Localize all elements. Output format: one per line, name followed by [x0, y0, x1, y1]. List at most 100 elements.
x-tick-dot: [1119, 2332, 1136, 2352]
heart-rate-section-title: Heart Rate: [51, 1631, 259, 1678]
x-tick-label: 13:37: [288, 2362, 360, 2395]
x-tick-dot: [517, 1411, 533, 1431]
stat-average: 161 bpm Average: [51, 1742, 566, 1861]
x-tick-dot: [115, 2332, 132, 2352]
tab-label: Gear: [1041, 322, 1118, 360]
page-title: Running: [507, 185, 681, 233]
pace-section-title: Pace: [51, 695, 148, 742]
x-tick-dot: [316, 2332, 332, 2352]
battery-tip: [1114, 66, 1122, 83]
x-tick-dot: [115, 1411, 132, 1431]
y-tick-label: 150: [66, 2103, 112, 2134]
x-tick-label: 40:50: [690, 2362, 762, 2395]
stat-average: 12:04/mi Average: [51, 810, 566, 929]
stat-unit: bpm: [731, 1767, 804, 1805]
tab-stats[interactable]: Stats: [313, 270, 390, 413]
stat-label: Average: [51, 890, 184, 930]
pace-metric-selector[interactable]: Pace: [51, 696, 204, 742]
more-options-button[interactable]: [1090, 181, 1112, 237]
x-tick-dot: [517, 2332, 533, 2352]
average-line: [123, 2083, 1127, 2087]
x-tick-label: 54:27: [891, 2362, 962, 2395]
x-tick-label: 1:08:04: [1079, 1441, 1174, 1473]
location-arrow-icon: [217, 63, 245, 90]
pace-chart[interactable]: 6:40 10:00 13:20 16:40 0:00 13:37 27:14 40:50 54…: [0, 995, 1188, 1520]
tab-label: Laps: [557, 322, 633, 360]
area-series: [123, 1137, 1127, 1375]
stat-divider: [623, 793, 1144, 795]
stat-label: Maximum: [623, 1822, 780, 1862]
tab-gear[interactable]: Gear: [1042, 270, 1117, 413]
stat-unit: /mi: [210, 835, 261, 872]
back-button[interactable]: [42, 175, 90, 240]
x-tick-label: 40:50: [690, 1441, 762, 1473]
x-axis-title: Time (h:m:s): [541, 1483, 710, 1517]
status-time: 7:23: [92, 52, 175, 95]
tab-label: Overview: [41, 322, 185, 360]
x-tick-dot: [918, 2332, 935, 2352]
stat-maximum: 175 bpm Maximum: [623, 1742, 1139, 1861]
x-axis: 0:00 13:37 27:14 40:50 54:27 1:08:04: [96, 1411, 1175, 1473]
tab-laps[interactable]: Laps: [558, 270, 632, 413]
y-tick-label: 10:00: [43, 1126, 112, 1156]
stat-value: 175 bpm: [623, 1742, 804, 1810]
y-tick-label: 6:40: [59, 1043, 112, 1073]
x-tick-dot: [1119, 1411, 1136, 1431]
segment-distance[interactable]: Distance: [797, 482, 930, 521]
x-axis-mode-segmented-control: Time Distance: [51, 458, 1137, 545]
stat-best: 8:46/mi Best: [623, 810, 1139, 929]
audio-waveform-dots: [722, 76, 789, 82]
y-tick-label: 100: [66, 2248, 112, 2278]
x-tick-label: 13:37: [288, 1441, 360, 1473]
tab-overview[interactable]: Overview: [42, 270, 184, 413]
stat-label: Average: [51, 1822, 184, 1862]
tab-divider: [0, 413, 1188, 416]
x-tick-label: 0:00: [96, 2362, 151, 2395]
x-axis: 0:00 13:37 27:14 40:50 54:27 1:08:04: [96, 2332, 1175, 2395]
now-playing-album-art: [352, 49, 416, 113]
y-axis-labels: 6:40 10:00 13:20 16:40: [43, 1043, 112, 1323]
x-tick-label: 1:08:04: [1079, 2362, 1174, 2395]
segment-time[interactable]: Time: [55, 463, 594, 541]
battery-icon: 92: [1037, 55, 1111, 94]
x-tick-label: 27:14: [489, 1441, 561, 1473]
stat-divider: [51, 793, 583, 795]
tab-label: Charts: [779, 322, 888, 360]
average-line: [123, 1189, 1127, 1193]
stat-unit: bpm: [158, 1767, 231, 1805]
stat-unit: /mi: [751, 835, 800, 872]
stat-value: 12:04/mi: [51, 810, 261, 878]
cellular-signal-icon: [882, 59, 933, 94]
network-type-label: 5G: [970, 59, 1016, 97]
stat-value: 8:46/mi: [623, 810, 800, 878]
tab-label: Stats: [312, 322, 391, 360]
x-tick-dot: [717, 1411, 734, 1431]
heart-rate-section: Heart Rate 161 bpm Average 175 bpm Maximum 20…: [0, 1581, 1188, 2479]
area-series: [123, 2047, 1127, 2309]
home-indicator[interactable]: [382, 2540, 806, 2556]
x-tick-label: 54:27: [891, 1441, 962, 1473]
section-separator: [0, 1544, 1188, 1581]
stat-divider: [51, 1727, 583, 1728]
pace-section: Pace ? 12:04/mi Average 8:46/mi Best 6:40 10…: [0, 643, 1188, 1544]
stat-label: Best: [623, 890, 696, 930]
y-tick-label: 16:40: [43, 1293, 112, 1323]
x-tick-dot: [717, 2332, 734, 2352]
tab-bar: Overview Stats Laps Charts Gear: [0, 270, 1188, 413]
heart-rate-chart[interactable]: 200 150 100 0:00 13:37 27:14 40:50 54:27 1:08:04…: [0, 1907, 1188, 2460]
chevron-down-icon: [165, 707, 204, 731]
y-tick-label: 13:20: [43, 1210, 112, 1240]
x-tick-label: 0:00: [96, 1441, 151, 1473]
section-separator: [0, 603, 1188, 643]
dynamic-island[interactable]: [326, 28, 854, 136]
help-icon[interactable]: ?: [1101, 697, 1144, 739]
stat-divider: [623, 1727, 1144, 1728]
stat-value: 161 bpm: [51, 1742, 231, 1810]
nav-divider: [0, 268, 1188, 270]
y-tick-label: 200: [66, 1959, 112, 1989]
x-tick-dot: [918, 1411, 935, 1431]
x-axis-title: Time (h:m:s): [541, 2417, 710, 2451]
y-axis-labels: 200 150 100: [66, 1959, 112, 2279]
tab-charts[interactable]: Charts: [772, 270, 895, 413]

________________________________________

▶ [WHAT YOU HAVE TO DO]: Reproduce the records above in full, substituting "x-tick-marker" for each occurrence of "x-tick-dot" and leaving all other text unaltered.

▶ [OUTPUT]:
Localize all elements. Output format: one per line, name followed by [x0, y0, x1, y1]. List at most 100 elements.
x-tick-marker: [1119, 2332, 1136, 2352]
heart-rate-section-title: Heart Rate: [51, 1631, 259, 1678]
x-tick-label: 13:37: [288, 2362, 360, 2395]
x-tick-marker: [517, 1411, 533, 1431]
stat-average: 161 bpm Average: [51, 1742, 566, 1861]
x-tick-marker: [115, 2332, 132, 2352]
tab-label: Gear: [1041, 322, 1118, 360]
page-title: Running: [507, 185, 681, 233]
pace-section-title: Pace: [51, 695, 148, 742]
x-tick-marker: [316, 2332, 332, 2352]
battery-tip: [1114, 66, 1122, 83]
x-tick-marker: [115, 1411, 132, 1431]
y-tick-label: 150: [66, 2103, 112, 2134]
x-tick-label: 40:50: [690, 2362, 762, 2395]
stat-average: 12:04/mi Average: [51, 810, 566, 929]
stat-unit: bpm: [731, 1767, 804, 1805]
tab-stats[interactable]: Stats: [313, 270, 390, 413]
stat-label: Average: [51, 890, 184, 930]
pace-metric-selector[interactable]: Pace: [51, 696, 204, 742]
more-options-button[interactable]: [1090, 181, 1112, 237]
x-tick-marker: [517, 2332, 533, 2352]
average-line: [123, 2083, 1127, 2087]
x-tick-label: 54:27: [891, 2362, 962, 2395]
x-tick-label: 1:08:04: [1079, 1441, 1174, 1473]
location-arrow-icon: [217, 63, 245, 90]
pace-chart[interactable]: 6:40 10:00 13:20 16:40 0:00 13:37 27:14 40:50 54…: [0, 995, 1188, 1520]
tab-label: Laps: [557, 322, 633, 360]
area-series: [123, 1137, 1127, 1375]
stat-divider: [623, 793, 1144, 795]
stat-label: Maximum: [623, 1822, 780, 1862]
tab-gear[interactable]: Gear: [1042, 270, 1117, 413]
stat-unit: /mi: [210, 835, 261, 872]
back-button[interactable]: [42, 175, 90, 240]
x-tick-label: 40:50: [690, 1441, 762, 1473]
x-axis-title: Time (h:m:s): [541, 1483, 710, 1517]
status-time: 7:23: [92, 52, 175, 95]
tab-label: Overview: [41, 322, 185, 360]
x-tick-marker: [918, 2332, 935, 2352]
stat-maximum: 175 bpm Maximum: [623, 1742, 1139, 1861]
x-axis: 0:00 13:37 27:14 40:50 54:27 1:08:04: [96, 1411, 1175, 1473]
tab-laps[interactable]: Laps: [558, 270, 632, 413]
y-tick-label: 10:00: [43, 1126, 112, 1156]
stat-value: 175 bpm: [623, 1742, 804, 1810]
y-tick-label: 6:40: [59, 1043, 112, 1073]
x-tick-marker: [1119, 1411, 1136, 1431]
segment-distance[interactable]: Distance: [797, 482, 930, 521]
x-axis-mode-segmented-control: Time Distance: [51, 458, 1137, 545]
stat-best: 8:46/mi Best: [623, 810, 1139, 929]
audio-waveform-dots: [722, 76, 789, 82]
y-tick-label: 100: [66, 2248, 112, 2278]
x-tick-label: 13:37: [288, 1441, 360, 1473]
tab-overview[interactable]: Overview: [42, 270, 184, 413]
stat-label: Average: [51, 1822, 184, 1862]
tab-divider: [0, 413, 1188, 416]
x-tick-label: 0:00: [96, 2362, 151, 2395]
x-axis: 0:00 13:37 27:14 40:50 54:27 1:08:04: [96, 2332, 1175, 2395]
now-playing-album-art: [352, 49, 416, 113]
y-axis-labels: 6:40 10:00 13:20 16:40: [43, 1043, 112, 1323]
x-tick-label: 1:08:04: [1079, 2362, 1174, 2395]
segment-time[interactable]: Time: [55, 463, 594, 541]
battery-icon: 92: [1037, 55, 1111, 94]
x-tick-label: 27:14: [489, 1441, 561, 1473]
stat-divider: [51, 793, 583, 795]
tab-label: Charts: [779, 322, 888, 360]
average-line: [123, 1189, 1127, 1193]
stat-unit: bpm: [158, 1767, 231, 1805]
stat-unit: /mi: [751, 835, 800, 872]
stat-value: 12:04/mi: [51, 810, 261, 878]
cellular-signal-icon: [882, 59, 933, 94]
network-type-label: 5G: [970, 59, 1016, 97]
stat-value: 8:46/mi: [623, 810, 800, 878]
tab-label: Stats: [312, 322, 391, 360]
x-tick-marker: [717, 1411, 734, 1431]
heart-rate-section: Heart Rate 161 bpm Average 175 bpm Maximum 20…: [0, 1581, 1188, 2479]
area-series: [123, 2047, 1127, 2309]
home-indicator[interactable]: [382, 2540, 806, 2556]
x-tick-label: 54:27: [891, 1441, 962, 1473]
section-separator: [0, 1544, 1188, 1581]
stat-divider: [51, 1727, 583, 1728]
pace-section: Pace ? 12:04/mi Average 8:46/mi Best 6:40 10…: [0, 643, 1188, 1544]
stat-label: Best: [623, 890, 696, 930]
y-tick-label: 16:40: [43, 1293, 112, 1323]
x-tick-marker: [717, 2332, 734, 2352]
tab-bar: Overview Stats Laps Charts Gear: [0, 270, 1188, 413]
heart-rate-chart[interactable]: 200 150 100 0:00 13:37 27:14 40:50 54:27 1:08:04…: [0, 1907, 1188, 2460]
chevron-down-icon: [165, 707, 204, 731]
y-tick-label: 13:20: [43, 1210, 112, 1240]
x-tick-label: 0:00: [96, 1441, 151, 1473]
section-separator: [0, 603, 1188, 643]
dynamic-island[interactable]: [326, 28, 854, 136]
help-icon[interactable]: ?: [1101, 697, 1144, 739]
stat-divider: [623, 1727, 1144, 1728]
stat-value: 161 bpm: [51, 1742, 231, 1810]
nav-divider: [0, 268, 1188, 270]
y-tick-label: 200: [66, 1959, 112, 1989]
x-tick-marker: [918, 1411, 935, 1431]
x-axis-title: Time (h:m:s): [541, 2417, 710, 2451]
y-axis-labels: 200 150 100: [66, 1959, 112, 2279]
tab-charts[interactable]: Charts: [772, 270, 895, 413]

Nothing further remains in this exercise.